──────── Text excerpt

The Magic of Money

In his painstaking analysis of how capitalism works, the dynamics of commodity production, the role of money as a medium of exchange, Marx quoted - in his notebooks and later in CAPITAL (VOL I) - a ringing passage from Shakespeare:

Gold? yellow, glittering, precious gold? No, gods...
... Thus much of this will make black, white; foul, fair;
Wrong, right; base, noble; old, young; coward, valiant;...
... This yellow slave
Will knit and break religions; bless th'accurst;
Make the hoar leprosy ador'd; place thieves
And give them title, knee, and approbation,
With senators on the bench;...
... Come, damned earth,
Thou common whore of mankind, that putt'st odds
Among the rout of nations, I will make thee
Do thy right nature.

Timon of Athens

Now, in 2020, the US election of a president is to be decided - as so often - not by the character, ability and policy of the competing individuals, or the popularity of their parties. Like so many elections, a lot depends on the power of the purse. Just as so much Russian 'funny money' polluted the UK's 2016 Brexit referendum, and later that year the US election of Trump to the White House, now too the deep pockets of the Kremlin are in competition with the very deep pockets of Bill Gates and Michael Bloomberg.

In 2016, the gullible among the US voters were hugely impressed by Trump's apparent wealth and supposed success as a businessman. Yet this was a man who had to be sued by his victims for the 'Trump University' lucrative con-trick and in his shady past had succeeded in bankrupting even his casinos; whose business dealings as a developer had involved being in hock to the illegal racketeers of the Mafia; and whose word was so unreliable that many New York lawyers refused to take him on as a client (like many others, e.g. architects and other suppliers, they had found him refusing to pay his bills). Such dodgy American 'businessmen' are seen as 'grifters'.

Shakespeare's view of gold's power seems prophetic - wealth has the power to: "... place thieves / And give them title, knee, and approbation,..."

────────────────
──────── Record extracts

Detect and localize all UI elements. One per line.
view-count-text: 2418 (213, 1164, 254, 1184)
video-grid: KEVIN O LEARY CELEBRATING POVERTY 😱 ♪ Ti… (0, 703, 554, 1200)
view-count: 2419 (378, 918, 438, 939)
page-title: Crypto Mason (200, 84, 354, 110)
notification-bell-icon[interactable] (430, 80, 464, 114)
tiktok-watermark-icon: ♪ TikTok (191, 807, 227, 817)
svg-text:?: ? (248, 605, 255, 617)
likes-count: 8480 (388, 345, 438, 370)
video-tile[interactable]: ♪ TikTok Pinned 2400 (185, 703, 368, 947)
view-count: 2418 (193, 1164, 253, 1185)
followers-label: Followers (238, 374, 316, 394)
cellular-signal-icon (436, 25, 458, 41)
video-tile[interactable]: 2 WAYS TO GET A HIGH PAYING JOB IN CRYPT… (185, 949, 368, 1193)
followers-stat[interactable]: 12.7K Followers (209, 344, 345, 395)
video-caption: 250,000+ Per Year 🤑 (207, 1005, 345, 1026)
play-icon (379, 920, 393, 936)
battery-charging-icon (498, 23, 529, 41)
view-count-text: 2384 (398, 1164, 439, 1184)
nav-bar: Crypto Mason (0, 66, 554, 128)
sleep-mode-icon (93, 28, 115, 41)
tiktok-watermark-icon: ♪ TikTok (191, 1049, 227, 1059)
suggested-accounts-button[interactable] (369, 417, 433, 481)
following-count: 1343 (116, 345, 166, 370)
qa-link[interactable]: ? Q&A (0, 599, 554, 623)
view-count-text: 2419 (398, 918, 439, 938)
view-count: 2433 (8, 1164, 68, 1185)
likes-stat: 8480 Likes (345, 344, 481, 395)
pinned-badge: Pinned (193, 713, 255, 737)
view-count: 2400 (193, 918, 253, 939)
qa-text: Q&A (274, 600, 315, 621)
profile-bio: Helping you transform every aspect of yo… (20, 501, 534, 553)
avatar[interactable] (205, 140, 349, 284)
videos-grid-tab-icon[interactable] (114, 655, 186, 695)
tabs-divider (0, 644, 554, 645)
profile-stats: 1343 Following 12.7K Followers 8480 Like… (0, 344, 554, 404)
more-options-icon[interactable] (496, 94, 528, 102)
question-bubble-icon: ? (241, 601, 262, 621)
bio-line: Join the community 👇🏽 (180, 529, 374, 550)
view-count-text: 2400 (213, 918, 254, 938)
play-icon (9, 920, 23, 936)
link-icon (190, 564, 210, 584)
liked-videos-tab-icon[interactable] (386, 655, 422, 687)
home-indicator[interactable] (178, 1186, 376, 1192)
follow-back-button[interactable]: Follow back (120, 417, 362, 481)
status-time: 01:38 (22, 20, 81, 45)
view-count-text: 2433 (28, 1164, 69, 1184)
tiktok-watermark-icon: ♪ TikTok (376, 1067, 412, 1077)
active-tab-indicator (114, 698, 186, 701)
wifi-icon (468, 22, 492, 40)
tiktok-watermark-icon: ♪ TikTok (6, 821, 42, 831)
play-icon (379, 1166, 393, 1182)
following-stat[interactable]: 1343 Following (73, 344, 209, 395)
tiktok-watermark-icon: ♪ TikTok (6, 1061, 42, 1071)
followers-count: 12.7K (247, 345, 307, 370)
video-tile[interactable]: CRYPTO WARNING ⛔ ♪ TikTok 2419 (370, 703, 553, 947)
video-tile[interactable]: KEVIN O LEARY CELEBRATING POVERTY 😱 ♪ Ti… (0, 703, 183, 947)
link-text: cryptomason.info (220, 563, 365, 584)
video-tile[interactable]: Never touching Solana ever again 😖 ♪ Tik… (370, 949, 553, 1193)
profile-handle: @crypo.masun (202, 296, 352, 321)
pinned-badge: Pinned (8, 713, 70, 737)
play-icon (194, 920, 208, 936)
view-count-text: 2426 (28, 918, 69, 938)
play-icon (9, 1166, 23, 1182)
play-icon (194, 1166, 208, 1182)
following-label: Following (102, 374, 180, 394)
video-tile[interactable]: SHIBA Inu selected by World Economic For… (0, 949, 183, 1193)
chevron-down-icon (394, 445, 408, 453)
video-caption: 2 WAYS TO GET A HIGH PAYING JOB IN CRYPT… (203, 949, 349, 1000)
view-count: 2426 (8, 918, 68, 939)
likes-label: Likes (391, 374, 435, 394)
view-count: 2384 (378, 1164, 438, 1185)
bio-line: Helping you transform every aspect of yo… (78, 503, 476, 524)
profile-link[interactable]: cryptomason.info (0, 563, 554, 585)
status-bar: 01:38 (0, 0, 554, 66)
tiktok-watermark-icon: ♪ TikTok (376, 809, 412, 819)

────────────────

Problem set ::
1 – Reproduce the passage of "The Magic of Money" from "The Magic of" up to and including "young; coward, valiant;...".
2 – Answer these questions from "The Magic of Money":
(a) Which Shakespeare play is the quoted passage taken from?
(b) In what year is the US presidential election the text discusses taking place?
(c) What does the text say Trump succeeded in bankrupting?
The rows are separate material from "The Magic of Money" text.

Solution set ::
1 –
The Magic of Money

In his painstaking analysis of how capitalism works, the dynamics of commodity production, the role of money as a medium of exchange, Marx quoted - in his notebooks and later in CAPITAL (VOL I) - a ringing passage from Shakespeare:

Gold? yellow, glittering, precious gold? No, gods...
... Thus much of this will make black, white; foul, fair;
Wrong, right; base, noble; old, young; coward, valiant;...

2 –
(a) Timon of Athens
(b) 2020
(c) His casinos